Reproduce the material in full, unchanged.

Records from a collection of figures
>> BEGIN
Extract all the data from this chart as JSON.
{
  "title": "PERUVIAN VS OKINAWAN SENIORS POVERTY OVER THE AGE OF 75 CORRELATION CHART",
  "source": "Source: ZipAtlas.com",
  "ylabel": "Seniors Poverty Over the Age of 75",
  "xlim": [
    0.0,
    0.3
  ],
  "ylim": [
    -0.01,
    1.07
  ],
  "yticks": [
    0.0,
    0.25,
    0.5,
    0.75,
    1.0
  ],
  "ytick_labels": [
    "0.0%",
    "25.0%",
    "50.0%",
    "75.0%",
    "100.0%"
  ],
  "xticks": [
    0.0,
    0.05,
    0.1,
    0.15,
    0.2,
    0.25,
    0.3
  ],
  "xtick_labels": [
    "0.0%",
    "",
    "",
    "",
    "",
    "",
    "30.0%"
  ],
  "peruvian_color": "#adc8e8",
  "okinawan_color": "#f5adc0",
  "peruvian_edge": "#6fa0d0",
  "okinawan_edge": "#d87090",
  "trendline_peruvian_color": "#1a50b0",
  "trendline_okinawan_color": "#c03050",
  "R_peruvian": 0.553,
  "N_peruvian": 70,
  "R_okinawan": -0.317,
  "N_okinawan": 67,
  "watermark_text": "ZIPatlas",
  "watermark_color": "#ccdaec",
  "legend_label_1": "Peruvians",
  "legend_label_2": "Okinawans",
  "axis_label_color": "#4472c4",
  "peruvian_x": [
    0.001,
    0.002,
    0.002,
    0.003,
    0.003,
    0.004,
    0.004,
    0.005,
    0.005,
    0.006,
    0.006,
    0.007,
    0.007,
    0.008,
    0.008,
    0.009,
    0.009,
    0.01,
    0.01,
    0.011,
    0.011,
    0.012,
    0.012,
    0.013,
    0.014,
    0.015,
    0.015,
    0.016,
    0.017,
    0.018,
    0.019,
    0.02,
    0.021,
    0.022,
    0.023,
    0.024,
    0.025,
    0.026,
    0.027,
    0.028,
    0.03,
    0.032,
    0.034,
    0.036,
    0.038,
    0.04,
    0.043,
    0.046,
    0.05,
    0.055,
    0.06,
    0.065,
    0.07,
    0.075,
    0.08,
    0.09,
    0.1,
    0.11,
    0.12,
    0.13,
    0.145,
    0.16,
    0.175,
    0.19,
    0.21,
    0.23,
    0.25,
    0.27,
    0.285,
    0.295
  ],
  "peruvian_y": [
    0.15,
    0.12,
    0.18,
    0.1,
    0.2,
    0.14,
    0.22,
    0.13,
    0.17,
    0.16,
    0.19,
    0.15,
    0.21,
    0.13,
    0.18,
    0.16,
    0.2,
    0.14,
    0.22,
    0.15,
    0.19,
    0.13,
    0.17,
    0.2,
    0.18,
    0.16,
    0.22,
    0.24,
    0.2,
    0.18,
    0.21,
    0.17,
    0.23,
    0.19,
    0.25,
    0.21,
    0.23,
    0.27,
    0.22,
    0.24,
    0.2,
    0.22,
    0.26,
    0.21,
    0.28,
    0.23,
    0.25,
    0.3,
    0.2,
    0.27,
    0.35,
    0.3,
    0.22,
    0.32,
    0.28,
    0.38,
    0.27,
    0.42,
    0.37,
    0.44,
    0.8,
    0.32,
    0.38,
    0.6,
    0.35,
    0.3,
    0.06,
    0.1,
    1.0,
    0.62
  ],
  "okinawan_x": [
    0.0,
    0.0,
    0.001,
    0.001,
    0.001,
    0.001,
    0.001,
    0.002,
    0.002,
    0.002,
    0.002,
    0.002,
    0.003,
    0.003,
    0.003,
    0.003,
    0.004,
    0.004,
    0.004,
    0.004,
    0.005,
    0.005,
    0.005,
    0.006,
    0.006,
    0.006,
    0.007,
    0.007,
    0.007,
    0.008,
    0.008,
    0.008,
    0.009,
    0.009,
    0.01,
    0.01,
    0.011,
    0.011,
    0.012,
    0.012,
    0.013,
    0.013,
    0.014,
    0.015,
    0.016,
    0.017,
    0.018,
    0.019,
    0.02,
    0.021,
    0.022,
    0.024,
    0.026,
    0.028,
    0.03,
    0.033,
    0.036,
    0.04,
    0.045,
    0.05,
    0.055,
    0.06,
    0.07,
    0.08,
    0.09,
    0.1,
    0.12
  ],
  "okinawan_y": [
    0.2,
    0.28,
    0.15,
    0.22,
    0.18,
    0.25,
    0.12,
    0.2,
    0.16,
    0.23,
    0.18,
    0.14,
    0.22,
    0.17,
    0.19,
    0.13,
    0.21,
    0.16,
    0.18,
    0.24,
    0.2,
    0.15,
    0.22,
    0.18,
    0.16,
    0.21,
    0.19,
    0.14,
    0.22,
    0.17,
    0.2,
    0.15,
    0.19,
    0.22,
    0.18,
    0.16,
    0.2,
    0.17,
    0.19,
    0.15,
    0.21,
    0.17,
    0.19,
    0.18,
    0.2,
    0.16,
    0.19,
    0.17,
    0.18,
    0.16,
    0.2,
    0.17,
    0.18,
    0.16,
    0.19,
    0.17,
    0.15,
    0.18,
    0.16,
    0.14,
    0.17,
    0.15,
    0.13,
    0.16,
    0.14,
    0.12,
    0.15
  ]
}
>> END
* Exercise result:
Extract all the data from this chart as JSON.
{
  "title": "PERUVIAN VS OKINAWAN SENIORS POVERTY OVER THE AGE OF 75 CORRELATION CHART",
  "source": "Source: ZipAtlas.com",
  "ylabel": "Seniors Poverty Over the Age of 75",
  "xlim": [
    0.0,
    0.3
  ],
  "ylim": [
    -0.01,
    1.07
  ],
  "yticks": [
    0.0,
    0.25,
    0.5,
    0.75,
    1.0
  ],
  "ytick_labels": [
    "0.0%",
    "25.0%",
    "50.0%",
    "75.0%",
    "100.0%"
  ],
  "xticks": [
    0.0,
    0.05,
    0.1,
    0.15,
    0.2,
    0.25,
    0.3
  ],
  "xtick_labels": [
    "0.0%",
    "",
    "",
    "",
    "",
    "",
    "30.0%"
  ],
  "peruvian_color": "#adc8e8",
  "okinawan_color": "#f5adc0",
  "peruvian_edge": "#6fa0d0",
  "okinawan_edge": "#d87090",
  "trendline_peruvian_color": "#1a50b0",
  "trendline_okinawan_color": "#c03050",
  "R_peruvian": 0.553,
  "N_peruvian": 70,
  "R_okinawan": -0.317,
  "N_okinawan": 67,
  "watermark_text": "ZIPatlas",
  "watermark_color": "#ccdaec",
  "legend_label_1": "Peruvians",
  "legend_label_2": "Okinawans",
  "axis_label_color": "#4472c4",
  "peruvian_x": [
    0.001,
    0.002,
    0.002,
    0.003,
    0.003,
    0.004,
    0.004,
    0.005,
    0.005,
    0.006,
    0.006,
    0.007,
    0.007,
    0.008,
    0.008,
    0.009,
    0.009,
    0.01,
    0.01,
    0.011,
    0.011,
    0.012,
    0.012,
    0.013,
    0.014,
    0.015,
    0.015,
    0.016,
    0.017,
    0.018,
    0.019,
    0.02,
    0.021,
    0.022,
    0.023,
    0.024,
    0.025,
    0.026,
    0.027,
    0.028,
    0.03,
    0.032,
    0.034,
    0.036,
    0.038,
    0.04,
    0.043,
    0.046,
    0.05,
    0.055,
    0.06,
    0.065,
    0.07,
    0.075,
    0.08,
    0.09,
    0.1,
    0.11,
    0.12,
    0.13,
    0.145,
    0.16,
    0.175,
    0.19,
    0.21,
    0.23,
    0.25,
    0.27,
    0.285,
    0.295
  ],
  "peruvian_y": [
    0.15,
    0.12,
    0.18,
    0.1,
    0.2,
    0.14,
    0.22,
    0.13,
    0.17,
    0.16,
    0.19,
    0.15,
    0.21,
    0.13,
    0.18,
    0.16,
    0.2,
    0.14,
    0.22,
    0.15,
    0.19,
    0.13,
    0.17,
    0.2,
    0.18,
    0.16,
    0.22,
    0.24,
    0.2,
    0.18,
    0.21,
    0.17,
    0.23,
    0.19,
    0.25,
    0.21,
    0.23,
    0.27,
    0.22,
    0.24,
    0.2,
    0.22,
    0.26,
    0.21,
    0.28,
    0.23,
    0.25,
    0.3,
    0.2,
    0.27,
    0.35,
    0.3,
    0.22,
    0.32,
    0.28,
    0.38,
    0.27,
    0.42,
    0.37,
    0.44,
    0.8,
    0.32,
    0.38,
    0.6,
    0.35,
    0.3,
    0.06,
    0.1,
    1.0,
    0.62
  ],
  "okinawan_x": [
    0.0,
    0.0,
    0.001,
    0.001,
    0.001,
    0.001,
    0.001,
    0.002,
    0.002,
    0.002,
    0.002,
    0.002,
    0.003,
    0.003,
    0.003,
    0.003,
    0.004,
    0.004,
    0.004,
    0.004,
    0.005,
    0.005,
    0.005,
    0.006,
    0.006,
    0.006,
    0.007,
    0.007,
    0.007,
    0.008,
    0.008,
    0.008,
    0.009,
    0.009,
    0.01,
    0.01,
    0.011,
    0.011,
    0.012,
    0.012,
    0.013,
    0.013,
    0.014,
    0.015,
    0.016,
    0.017,
    0.018,
    0.019,
    0.02,
    0.021,
    0.022,
    0.024,
    0.026,
    0.028,
    0.03,
    0.033,
    0.036,
    0.04,
    0.045,
    0.05,
    0.055,
    0.06,
    0.07,
    0.08,
    0.09,
    0.1,
    0.12
  ],
  "okinawan_y": [
    0.2,
    0.28,
    0.15,
    0.22,
    0.18,
    0.25,
    0.12,
    0.2,
    0.16,
    0.23,
    0.18,
    0.14,
    0.22,
    0.17,
    0.19,
    0.13,
    0.21,
    0.16,
    0.18,
    0.24,
    0.2,
    0.15,
    0.22,
    0.18,
    0.16,
    0.21,
    0.19,
    0.14,
    0.22,
    0.17,
    0.2,
    0.15,
    0.19,
    0.22,
    0.18,
    0.16,
    0.2,
    0.17,
    0.19,
    0.15,
    0.21,
    0.17,
    0.19,
    0.18,
    0.2,
    0.16,
    0.19,
    0.17,
    0.18,
    0.16,
    0.2,
    0.17,
    0.18,
    0.16,
    0.19,
    0.17,
    0.15,
    0.18,
    0.16,
    0.14,
    0.17,
    0.15,
    0.13,
    0.16,
    0.14,
    0.12,
    0.15
  ]
}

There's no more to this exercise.